What is being asked ▸ Filter these entries, keeping only lines that hold the word "several".

==== Supplied data

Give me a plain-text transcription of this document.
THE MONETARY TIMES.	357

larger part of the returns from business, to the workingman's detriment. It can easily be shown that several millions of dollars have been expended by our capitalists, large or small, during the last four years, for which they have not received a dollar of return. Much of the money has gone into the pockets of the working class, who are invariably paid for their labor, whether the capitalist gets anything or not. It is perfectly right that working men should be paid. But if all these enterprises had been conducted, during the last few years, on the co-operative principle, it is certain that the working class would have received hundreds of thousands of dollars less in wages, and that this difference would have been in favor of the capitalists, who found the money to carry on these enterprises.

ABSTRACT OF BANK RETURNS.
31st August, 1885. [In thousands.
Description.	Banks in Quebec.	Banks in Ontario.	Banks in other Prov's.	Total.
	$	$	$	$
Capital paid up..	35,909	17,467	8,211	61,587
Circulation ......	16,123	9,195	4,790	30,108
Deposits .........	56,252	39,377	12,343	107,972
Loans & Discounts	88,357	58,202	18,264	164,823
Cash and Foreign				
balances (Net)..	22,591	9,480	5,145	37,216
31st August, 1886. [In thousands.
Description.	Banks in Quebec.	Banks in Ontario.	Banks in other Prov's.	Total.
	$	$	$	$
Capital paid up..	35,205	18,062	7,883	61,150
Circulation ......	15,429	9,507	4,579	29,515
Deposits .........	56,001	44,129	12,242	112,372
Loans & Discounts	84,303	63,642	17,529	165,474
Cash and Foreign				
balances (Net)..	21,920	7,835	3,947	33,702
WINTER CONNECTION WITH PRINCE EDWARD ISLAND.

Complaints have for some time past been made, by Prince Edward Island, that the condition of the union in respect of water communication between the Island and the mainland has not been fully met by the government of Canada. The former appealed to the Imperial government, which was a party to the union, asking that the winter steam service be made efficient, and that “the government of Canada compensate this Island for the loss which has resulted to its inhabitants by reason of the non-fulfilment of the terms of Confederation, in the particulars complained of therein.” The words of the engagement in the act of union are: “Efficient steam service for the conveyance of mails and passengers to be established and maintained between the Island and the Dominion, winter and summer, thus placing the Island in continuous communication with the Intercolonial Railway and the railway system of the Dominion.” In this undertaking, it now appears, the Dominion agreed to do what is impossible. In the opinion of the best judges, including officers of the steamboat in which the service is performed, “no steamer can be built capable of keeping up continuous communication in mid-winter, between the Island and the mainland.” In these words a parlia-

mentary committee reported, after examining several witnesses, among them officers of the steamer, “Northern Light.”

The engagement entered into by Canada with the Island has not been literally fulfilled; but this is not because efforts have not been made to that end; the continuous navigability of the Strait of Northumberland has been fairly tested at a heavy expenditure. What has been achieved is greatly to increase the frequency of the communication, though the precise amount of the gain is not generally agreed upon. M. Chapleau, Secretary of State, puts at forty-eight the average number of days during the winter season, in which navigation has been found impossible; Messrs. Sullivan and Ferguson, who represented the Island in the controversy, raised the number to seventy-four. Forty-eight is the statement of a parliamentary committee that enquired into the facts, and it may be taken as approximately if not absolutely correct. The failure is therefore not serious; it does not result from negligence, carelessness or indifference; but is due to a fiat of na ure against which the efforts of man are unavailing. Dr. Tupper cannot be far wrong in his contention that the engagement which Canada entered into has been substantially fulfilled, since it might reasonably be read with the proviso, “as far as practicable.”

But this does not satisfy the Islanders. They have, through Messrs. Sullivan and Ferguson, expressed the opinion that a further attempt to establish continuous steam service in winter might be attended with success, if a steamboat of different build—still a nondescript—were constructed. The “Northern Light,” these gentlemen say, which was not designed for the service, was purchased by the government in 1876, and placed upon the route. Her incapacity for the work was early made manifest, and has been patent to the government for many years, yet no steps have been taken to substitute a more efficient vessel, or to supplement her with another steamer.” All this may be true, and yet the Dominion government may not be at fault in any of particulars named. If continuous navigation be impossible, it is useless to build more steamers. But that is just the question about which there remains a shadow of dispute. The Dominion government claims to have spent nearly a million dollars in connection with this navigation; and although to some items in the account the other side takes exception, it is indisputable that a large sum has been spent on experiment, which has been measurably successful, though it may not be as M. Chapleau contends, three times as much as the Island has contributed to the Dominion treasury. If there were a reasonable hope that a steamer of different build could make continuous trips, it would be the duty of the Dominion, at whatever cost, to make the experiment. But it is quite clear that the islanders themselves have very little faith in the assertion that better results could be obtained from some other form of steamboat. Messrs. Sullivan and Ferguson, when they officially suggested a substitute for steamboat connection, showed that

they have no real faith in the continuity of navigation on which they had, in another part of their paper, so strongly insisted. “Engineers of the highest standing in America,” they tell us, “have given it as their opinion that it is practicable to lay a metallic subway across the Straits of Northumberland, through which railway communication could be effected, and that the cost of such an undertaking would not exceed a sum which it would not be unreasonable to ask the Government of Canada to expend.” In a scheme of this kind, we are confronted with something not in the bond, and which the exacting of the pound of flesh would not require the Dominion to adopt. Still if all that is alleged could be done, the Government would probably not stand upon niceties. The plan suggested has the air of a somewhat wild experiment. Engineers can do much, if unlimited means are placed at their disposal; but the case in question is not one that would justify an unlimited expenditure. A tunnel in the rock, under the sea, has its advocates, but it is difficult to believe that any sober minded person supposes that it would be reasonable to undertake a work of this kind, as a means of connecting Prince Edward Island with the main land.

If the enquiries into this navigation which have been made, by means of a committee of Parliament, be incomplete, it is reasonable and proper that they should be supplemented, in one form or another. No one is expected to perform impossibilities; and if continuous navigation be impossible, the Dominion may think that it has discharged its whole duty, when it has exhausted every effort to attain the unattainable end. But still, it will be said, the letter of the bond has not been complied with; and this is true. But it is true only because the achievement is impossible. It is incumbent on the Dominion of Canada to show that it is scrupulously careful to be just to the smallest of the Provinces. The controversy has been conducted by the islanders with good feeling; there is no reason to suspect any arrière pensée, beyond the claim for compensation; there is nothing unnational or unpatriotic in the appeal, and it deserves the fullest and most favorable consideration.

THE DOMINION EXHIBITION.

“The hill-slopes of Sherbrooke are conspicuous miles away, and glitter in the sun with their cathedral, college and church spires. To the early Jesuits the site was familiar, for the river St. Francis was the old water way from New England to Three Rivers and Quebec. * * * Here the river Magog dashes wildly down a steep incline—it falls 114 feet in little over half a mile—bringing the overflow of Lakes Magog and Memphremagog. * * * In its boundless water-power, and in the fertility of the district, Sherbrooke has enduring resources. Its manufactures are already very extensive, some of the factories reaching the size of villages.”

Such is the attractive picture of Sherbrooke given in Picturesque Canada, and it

========
==== Supplied data

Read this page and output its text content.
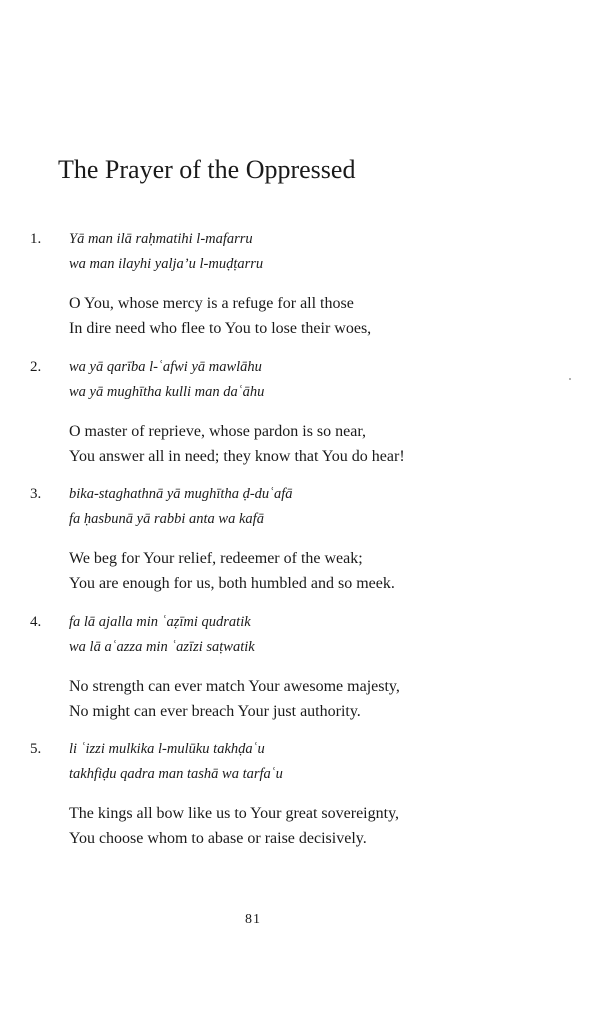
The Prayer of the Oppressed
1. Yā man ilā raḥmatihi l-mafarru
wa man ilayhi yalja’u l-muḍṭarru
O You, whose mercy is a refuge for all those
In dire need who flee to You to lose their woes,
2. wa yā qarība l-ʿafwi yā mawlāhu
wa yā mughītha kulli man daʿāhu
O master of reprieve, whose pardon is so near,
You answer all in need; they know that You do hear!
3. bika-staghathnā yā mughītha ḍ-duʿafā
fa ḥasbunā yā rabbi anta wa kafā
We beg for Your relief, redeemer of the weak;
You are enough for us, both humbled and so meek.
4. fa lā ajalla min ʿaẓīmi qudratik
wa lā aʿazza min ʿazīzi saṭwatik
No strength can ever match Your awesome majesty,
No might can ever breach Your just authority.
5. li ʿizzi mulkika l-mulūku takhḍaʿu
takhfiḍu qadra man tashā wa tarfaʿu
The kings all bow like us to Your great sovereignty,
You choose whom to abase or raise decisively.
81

========

Response below ▸
larger part of the returns from business, to the workingman's detriment. It can easily be shown that several millions of dollars have been expended by our capitalists, large or small, during the last four years, for which they have not received a dollar of return. Much of the money has gone into the pockets of the working class, who are invariably paid for their labor, whether the capitalist gets anything or not. It is perfectly right that working men should be paid. But if all these enterprises had been conducted, during the last few years, on the co-operative principle, it is certain that the working class would have received hundreds of thousands of dollars less in wages, and that this difference would have been in favor of the capitalists, who found the money to carry on these enterprises.
mentary committee reported, after examining several witnesses, among them officers of the steamer, “Northern Light.”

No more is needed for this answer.